● Stated problem: Search the data for the word "under". Reproduce every line where it is found.

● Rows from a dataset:

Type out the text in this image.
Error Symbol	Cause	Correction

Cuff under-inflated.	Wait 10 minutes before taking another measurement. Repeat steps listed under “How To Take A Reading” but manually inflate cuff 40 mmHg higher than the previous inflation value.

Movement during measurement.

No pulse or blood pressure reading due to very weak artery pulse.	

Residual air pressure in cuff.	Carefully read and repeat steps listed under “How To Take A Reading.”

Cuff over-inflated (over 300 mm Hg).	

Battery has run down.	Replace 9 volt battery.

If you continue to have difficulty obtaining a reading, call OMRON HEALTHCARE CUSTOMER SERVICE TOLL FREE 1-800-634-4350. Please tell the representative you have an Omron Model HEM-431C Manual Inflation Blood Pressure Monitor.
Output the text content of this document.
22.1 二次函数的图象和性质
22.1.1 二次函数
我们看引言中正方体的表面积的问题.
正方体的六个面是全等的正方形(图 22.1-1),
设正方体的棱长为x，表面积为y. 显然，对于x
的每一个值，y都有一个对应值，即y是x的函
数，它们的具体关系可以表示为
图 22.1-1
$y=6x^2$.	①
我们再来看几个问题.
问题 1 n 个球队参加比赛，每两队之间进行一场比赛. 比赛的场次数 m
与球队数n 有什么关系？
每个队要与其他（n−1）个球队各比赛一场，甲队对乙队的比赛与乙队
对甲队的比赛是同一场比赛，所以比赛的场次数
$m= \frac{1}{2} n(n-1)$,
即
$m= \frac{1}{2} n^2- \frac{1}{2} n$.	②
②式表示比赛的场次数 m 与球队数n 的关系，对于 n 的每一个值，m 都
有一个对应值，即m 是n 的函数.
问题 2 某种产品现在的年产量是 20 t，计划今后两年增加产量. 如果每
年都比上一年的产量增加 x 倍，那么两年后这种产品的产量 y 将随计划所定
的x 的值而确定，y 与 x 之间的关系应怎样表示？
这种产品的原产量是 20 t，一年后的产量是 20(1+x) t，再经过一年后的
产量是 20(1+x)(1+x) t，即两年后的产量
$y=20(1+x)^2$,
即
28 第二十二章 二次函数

● Result of this exercise:
Cuff under-inflated.	Wait 10 minutes before taking another measurement. Repeat steps listed under “How To Take A Reading” but manually inflate cuff 40 mmHg higher than the previous inflation value.
Residual air pressure in cuff.	Carefully read and repeat steps listed under “How To Take A Reading.”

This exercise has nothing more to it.